*Instructions to follow*: Retype the listing below, from its opening line through the line containing "significance-letter: B (1159, 202, 1183, 239)", including both ends. Keep every character of those lines unchanged.

----

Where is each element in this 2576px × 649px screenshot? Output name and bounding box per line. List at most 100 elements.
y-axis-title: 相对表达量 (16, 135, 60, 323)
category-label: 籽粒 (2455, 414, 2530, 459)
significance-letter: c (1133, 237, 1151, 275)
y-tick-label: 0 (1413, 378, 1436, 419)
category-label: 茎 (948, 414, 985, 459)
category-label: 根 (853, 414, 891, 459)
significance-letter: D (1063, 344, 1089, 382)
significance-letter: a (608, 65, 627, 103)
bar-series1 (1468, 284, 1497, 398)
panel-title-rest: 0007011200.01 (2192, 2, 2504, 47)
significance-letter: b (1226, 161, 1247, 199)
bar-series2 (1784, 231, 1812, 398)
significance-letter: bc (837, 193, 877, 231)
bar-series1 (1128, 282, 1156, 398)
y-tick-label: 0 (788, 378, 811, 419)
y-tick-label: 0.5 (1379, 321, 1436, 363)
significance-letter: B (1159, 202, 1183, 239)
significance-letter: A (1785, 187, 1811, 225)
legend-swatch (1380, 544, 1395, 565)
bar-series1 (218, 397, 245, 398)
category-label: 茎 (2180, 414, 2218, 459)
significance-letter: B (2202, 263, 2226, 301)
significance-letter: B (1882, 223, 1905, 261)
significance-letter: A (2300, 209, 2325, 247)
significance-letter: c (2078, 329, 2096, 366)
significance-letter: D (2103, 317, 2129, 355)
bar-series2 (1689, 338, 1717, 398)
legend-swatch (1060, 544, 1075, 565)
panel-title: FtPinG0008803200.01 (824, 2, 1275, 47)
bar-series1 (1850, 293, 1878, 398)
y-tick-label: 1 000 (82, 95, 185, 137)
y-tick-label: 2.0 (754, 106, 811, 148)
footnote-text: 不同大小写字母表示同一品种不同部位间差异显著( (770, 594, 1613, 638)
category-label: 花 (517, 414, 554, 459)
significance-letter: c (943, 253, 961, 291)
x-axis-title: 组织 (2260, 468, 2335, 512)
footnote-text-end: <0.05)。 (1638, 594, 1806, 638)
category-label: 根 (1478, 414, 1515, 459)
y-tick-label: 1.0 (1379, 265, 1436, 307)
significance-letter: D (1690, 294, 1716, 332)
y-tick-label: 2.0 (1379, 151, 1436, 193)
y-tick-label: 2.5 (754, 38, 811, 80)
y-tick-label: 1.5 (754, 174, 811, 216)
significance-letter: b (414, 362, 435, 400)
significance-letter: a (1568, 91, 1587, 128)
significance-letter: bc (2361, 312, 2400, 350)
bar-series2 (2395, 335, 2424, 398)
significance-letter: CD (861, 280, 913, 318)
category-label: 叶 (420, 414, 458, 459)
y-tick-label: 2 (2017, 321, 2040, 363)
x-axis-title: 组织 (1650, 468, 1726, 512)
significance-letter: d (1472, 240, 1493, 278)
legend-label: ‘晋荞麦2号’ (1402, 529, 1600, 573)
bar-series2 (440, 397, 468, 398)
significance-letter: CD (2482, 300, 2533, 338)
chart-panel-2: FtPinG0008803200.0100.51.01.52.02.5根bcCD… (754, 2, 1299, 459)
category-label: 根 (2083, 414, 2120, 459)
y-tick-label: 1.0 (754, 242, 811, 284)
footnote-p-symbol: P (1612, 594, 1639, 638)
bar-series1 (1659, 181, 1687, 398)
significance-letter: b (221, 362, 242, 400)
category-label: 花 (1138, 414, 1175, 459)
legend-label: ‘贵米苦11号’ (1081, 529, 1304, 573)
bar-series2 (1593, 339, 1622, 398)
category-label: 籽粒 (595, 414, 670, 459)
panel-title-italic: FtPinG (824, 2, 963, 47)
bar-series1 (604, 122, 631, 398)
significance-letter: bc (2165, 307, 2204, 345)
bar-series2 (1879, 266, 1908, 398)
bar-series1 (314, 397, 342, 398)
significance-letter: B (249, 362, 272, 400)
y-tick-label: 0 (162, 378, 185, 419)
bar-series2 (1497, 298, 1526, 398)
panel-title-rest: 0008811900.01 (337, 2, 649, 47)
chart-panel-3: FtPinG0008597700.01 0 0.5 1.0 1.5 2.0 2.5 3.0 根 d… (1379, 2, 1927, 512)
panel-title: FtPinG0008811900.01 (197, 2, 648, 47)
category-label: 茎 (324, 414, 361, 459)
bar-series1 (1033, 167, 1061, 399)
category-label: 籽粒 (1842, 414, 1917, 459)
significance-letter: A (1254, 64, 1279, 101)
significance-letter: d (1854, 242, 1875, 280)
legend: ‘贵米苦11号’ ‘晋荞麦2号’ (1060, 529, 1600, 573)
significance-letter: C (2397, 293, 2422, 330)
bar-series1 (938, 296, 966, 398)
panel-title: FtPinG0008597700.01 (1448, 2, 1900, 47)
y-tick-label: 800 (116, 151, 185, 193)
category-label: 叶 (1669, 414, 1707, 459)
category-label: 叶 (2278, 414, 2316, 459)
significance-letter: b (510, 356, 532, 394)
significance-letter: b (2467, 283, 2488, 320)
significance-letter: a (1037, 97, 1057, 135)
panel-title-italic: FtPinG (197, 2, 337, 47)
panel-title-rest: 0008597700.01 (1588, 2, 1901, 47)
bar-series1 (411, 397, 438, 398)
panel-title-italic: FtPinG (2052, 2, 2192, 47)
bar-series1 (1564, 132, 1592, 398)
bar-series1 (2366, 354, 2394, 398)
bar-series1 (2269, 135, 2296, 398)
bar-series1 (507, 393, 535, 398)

----

*Reply to the exercise*:
Where is each element in this 2576px × 649px screenshot? Output name and bounding box per line. List at most 100 elements.
y-axis-title: 相对表达量 (16, 135, 60, 323)
category-label: 籽粒 (2455, 414, 2530, 459)
significance-letter: c (1133, 237, 1151, 275)
y-tick-label: 0 (1413, 378, 1436, 419)
category-label: 茎 (948, 414, 985, 459)
category-label: 根 (853, 414, 891, 459)
significance-letter: D (1063, 344, 1089, 382)
significance-letter: a (608, 65, 627, 103)
bar-series1 (1468, 284, 1497, 398)
panel-title-rest: 0007011200.01 (2192, 2, 2504, 47)
significance-letter: b (1226, 161, 1247, 199)
bar-series2 (1784, 231, 1812, 398)
significance-letter: bc (837, 193, 877, 231)
bar-series1 (1128, 282, 1156, 398)
y-tick-label: 0 (788, 378, 811, 419)
y-tick-label: 0.5 (1379, 321, 1436, 363)
significance-letter: B (1159, 202, 1183, 239)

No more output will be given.